-- Records contained in a dataset --
>> Start
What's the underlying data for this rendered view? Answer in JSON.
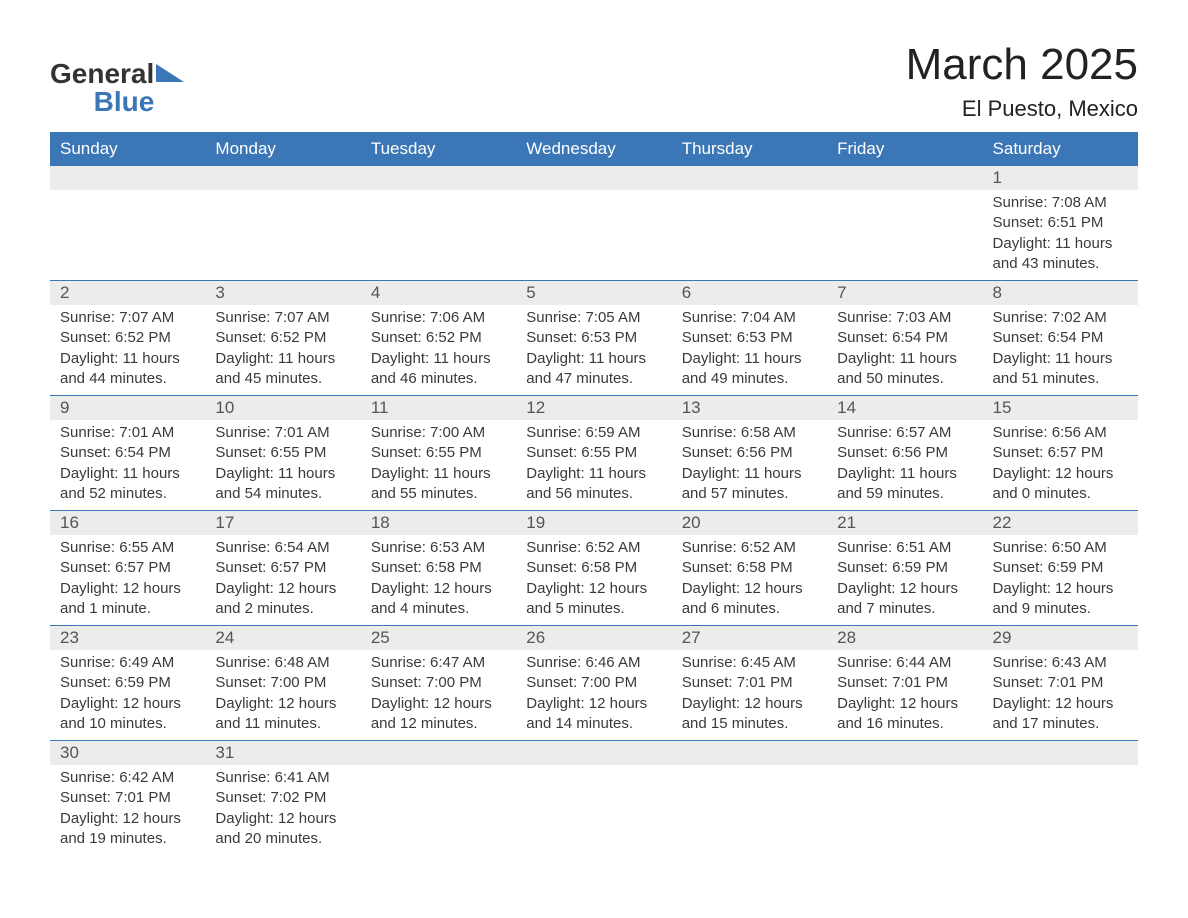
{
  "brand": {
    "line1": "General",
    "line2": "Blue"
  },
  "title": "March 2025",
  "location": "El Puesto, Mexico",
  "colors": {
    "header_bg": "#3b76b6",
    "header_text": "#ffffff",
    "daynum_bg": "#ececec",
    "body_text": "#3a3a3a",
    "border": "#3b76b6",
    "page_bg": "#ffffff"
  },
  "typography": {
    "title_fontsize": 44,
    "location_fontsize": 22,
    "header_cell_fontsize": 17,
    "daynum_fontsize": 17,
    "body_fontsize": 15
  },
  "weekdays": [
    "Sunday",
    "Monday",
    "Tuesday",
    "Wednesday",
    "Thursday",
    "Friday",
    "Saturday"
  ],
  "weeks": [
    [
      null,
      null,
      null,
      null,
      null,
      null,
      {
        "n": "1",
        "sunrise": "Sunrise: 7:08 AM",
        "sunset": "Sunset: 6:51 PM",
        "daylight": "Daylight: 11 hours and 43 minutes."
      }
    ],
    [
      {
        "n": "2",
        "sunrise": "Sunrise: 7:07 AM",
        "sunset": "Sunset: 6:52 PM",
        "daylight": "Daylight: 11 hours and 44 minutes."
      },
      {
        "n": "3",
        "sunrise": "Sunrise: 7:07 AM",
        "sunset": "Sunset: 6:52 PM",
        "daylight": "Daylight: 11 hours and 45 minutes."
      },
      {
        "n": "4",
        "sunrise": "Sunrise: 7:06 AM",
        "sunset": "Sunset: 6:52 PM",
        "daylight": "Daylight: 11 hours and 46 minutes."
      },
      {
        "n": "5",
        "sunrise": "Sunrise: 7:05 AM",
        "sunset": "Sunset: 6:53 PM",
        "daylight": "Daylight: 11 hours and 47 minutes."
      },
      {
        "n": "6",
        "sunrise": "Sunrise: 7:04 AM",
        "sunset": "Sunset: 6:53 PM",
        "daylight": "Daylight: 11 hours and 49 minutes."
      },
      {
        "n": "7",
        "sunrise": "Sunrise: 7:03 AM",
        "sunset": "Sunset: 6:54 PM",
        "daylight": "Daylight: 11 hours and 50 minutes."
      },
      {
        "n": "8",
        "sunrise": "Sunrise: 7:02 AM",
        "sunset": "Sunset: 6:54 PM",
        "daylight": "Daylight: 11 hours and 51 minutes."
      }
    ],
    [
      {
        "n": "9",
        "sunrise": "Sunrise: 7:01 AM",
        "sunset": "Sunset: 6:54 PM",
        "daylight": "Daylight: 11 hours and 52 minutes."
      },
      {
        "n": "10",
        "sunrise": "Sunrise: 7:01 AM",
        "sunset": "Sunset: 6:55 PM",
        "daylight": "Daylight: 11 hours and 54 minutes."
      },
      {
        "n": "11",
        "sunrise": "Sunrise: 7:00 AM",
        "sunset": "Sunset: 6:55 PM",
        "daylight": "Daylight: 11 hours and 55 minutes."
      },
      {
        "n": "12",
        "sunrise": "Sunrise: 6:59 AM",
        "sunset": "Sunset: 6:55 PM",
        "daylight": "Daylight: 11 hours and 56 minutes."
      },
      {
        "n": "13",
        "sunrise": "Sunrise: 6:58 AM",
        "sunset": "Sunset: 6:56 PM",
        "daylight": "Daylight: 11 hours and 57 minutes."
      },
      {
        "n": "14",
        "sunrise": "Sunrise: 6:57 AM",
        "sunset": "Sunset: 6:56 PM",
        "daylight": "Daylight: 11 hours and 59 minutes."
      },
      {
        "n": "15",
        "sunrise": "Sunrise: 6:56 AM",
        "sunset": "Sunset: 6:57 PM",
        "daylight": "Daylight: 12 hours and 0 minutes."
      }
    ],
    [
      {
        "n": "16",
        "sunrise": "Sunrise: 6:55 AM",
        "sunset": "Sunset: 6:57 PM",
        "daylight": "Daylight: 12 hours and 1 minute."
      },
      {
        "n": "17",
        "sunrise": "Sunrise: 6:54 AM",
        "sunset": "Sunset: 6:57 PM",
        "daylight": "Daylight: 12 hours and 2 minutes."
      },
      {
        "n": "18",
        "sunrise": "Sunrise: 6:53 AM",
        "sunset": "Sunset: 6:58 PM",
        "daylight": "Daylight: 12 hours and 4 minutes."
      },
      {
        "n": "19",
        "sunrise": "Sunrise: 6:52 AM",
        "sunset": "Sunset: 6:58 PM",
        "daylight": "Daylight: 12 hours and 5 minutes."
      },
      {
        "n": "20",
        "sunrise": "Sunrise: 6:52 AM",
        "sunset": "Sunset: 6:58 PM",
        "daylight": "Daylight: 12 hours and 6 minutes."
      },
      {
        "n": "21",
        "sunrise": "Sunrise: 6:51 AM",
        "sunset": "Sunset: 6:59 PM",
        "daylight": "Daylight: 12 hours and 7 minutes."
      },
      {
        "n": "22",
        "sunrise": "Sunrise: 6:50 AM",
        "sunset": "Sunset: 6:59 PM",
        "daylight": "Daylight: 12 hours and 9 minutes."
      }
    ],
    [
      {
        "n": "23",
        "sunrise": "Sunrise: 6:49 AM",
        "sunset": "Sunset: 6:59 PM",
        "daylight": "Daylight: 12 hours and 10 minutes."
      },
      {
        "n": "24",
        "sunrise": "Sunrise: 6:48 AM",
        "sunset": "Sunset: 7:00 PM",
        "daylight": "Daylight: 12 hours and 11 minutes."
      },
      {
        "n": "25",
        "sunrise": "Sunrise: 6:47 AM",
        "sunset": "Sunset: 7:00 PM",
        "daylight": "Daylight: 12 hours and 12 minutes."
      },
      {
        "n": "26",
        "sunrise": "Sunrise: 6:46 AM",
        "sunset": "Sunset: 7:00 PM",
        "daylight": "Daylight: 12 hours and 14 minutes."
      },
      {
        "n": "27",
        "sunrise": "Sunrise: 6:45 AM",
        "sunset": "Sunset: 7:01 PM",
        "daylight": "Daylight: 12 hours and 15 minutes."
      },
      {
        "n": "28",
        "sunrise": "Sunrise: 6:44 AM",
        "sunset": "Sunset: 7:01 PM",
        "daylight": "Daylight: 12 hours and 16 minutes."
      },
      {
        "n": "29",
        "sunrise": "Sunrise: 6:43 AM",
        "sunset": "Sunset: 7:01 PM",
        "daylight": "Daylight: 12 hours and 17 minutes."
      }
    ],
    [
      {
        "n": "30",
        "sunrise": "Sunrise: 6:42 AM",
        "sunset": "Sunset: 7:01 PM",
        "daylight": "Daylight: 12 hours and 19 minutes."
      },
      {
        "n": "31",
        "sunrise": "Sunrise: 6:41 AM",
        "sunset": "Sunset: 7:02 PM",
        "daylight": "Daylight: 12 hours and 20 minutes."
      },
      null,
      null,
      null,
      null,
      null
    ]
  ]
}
>> End
-- Given instruction --
Copy the listing exactly. Any image in it stays out of the copy.

-- The response --
What's the underlying data for this rendered view? Answer in JSON.
{
  "brand": {
    "line1": "General",
    "line2": "Blue"
  },
  "title": "March 2025",
  "location": "El Puesto, Mexico",
  "colors": {
    "header_bg": "#3b76b6",
    "header_text": "#ffffff",
    "daynum_bg": "#ececec",
    "body_text": "#3a3a3a",
    "border": "#3b76b6",
    "page_bg": "#ffffff"
  },
  "typography": {
    "title_fontsize": 44,
    "location_fontsize": 22,
    "header_cell_fontsize": 17,
    "daynum_fontsize": 17,
    "body_fontsize": 15
  },
  "weekdays": [
    "Sunday",
    "Monday",
    "Tuesday",
    "Wednesday",
    "Thursday",
    "Friday",
    "Saturday"
  ],
  "weeks": [
    [
      null,
      null,
      null,
      null,
      null,
      null,
      {
        "n": "1",
        "sunrise": "Sunrise: 7:08 AM",
        "sunset": "Sunset: 6:51 PM",
        "daylight": "Daylight: 11 hours and 43 minutes."
      }
    ],
    [
      {
        "n": "2",
        "sunrise": "Sunrise: 7:07 AM",
        "sunset": "Sunset: 6:52 PM",
        "daylight": "Daylight: 11 hours and 44 minutes."
      },
      {
        "n": "3",
        "sunrise": "Sunrise: 7:07 AM",
        "sunset": "Sunset: 6:52 PM",
        "daylight": "Daylight: 11 hours and 45 minutes."
      },
      {
        "n": "4",
        "sunrise": "Sunrise: 7:06 AM",
        "sunset": "Sunset: 6:52 PM",
        "daylight": "Daylight: 11 hours and 46 minutes."
      },
      {
        "n": "5",
        "sunrise": "Sunrise: 7:05 AM",
        "sunset": "Sunset: 6:53 PM",
        "daylight": "Daylight: 11 hours and 47 minutes."
      },
      {
        "n": "6",
        "sunrise": "Sunrise: 7:04 AM",
        "sunset": "Sunset: 6:53 PM",
        "daylight": "Daylight: 11 hours and 49 minutes."
      },
      {
        "n": "7",
        "sunrise": "Sunrise: 7:03 AM",
        "sunset": "Sunset: 6:54 PM",
        "daylight": "Daylight: 11 hours and 50 minutes."
      },
      {
        "n": "8",
        "sunrise": "Sunrise: 7:02 AM",
        "sunset": "Sunset: 6:54 PM",
        "daylight": "Daylight: 11 hours and 51 minutes."
      }
    ],
    [
      {
        "n": "9",
        "sunrise": "Sunrise: 7:01 AM",
        "sunset": "Sunset: 6:54 PM",
        "daylight": "Daylight: 11 hours and 52 minutes."
      },
      {
        "n": "10",
        "sunrise": "Sunrise: 7:01 AM",
        "sunset": "Sunset: 6:55 PM",
        "daylight": "Daylight: 11 hours and 54 minutes."
      },
      {
        "n": "11",
        "sunrise": "Sunrise: 7:00 AM",
        "sunset": "Sunset: 6:55 PM",
        "daylight": "Daylight: 11 hours and 55 minutes."
      },
      {
        "n": "12",
        "sunrise": "Sunrise: 6:59 AM",
        "sunset": "Sunset: 6:55 PM",
        "daylight": "Daylight: 11 hours and 56 minutes."
      },
      {
        "n": "13",
        "sunrise": "Sunrise: 6:58 AM",
        "sunset": "Sunset: 6:56 PM",
        "daylight": "Daylight: 11 hours and 57 minutes."
      },
      {
        "n": "14",
        "sunrise": "Sunrise: 6:57 AM",
        "sunset": "Sunset: 6:56 PM",
        "daylight": "Daylight: 11 hours and 59 minutes."
      },
      {
        "n": "15",
        "sunrise": "Sunrise: 6:56 AM",
        "sunset": "Sunset: 6:57 PM",
        "daylight": "Daylight: 12 hours and 0 minutes."
      }
    ],
    [
      {
        "n": "16",
        "sunrise": "Sunrise: 6:55 AM",
        "sunset": "Sunset: 6:57 PM",
        "daylight": "Daylight: 12 hours and 1 minute."
      },
      {
        "n": "17",
        "sunrise": "Sunrise: 6:54 AM",
        "sunset": "Sunset: 6:57 PM",
        "daylight": "Daylight: 12 hours and 2 minutes."
      },
      {
        "n": "18",
        "sunrise": "Sunrise: 6:53 AM",
        "sunset": "Sunset: 6:58 PM",
        "daylight": "Daylight: 12 hours and 4 minutes."
      },
      {
        "n": "19",
        "sunrise": "Sunrise: 6:52 AM",
        "sunset": "Sunset: 6:58 PM",
        "daylight": "Daylight: 12 hours and 5 minutes."
      },
      {
        "n": "20",
        "sunrise": "Sunrise: 6:52 AM",
        "sunset": "Sunset: 6:58 PM",
        "daylight": "Daylight: 12 hours and 6 minutes."
      },
      {
        "n": "21",
        "sunrise": "Sunrise: 6:51 AM",
        "sunset": "Sunset: 6:59 PM",
        "daylight": "Daylight: 12 hours and 7 minutes."
      },
      {
        "n": "22",
        "sunrise": "Sunrise: 6:50 AM",
        "sunset": "Sunset: 6:59 PM",
        "daylight": "Daylight: 12 hours and 9 minutes."
      }
    ],
    [
      {
        "n": "23",
        "sunrise": "Sunrise: 6:49 AM",
        "sunset": "Sunset: 6:59 PM",
        "daylight": "Daylight: 12 hours and 10 minutes."
      },
      {
        "n": "24",
        "sunrise": "Sunrise: 6:48 AM",
        "sunset": "Sunset: 7:00 PM",
        "daylight": "Daylight: 12 hours and 11 minutes."
      },
      {
        "n": "25",
        "sunrise": "Sunrise: 6:47 AM",
        "sunset": "Sunset: 7:00 PM",
        "daylight": "Daylight: 12 hours and 12 minutes."
      },
      {
        "n": "26",
        "sunrise": "Sunrise: 6:46 AM",
        "sunset": "Sunset: 7:00 PM",
        "daylight": "Daylight: 12 hours and 14 minutes."
      },
      {
        "n": "27",
        "sunrise": "Sunrise: 6:45 AM",
        "sunset": "Sunset: 7:01 PM",
        "daylight": "Daylight: 12 hours and 15 minutes."
      },
      {
        "n": "28",
        "sunrise": "Sunrise: 6:44 AM",
        "sunset": "Sunset: 7:01 PM",
        "daylight": "Daylight: 12 hours and 16 minutes."
      },
      {
        "n": "29",
        "sunrise": "Sunrise: 6:43 AM",
        "sunset": "Sunset: 7:01 PM",
        "daylight": "Daylight: 12 hours and 17 minutes."
      }
    ],
    [
      {
        "n": "30",
        "sunrise": "Sunrise: 6:42 AM",
        "sunset": "Sunset: 7:01 PM",
        "daylight": "Daylight: 12 hours and 19 minutes."
      },
      {
        "n": "31",
        "sunrise": "Sunrise: 6:41 AM",
        "sunset": "Sunset: 7:02 PM",
        "daylight": "Daylight: 12 hours and 20 minutes."
      },
      null,
      null,
      null,
      null,
      null
    ]
  ]
}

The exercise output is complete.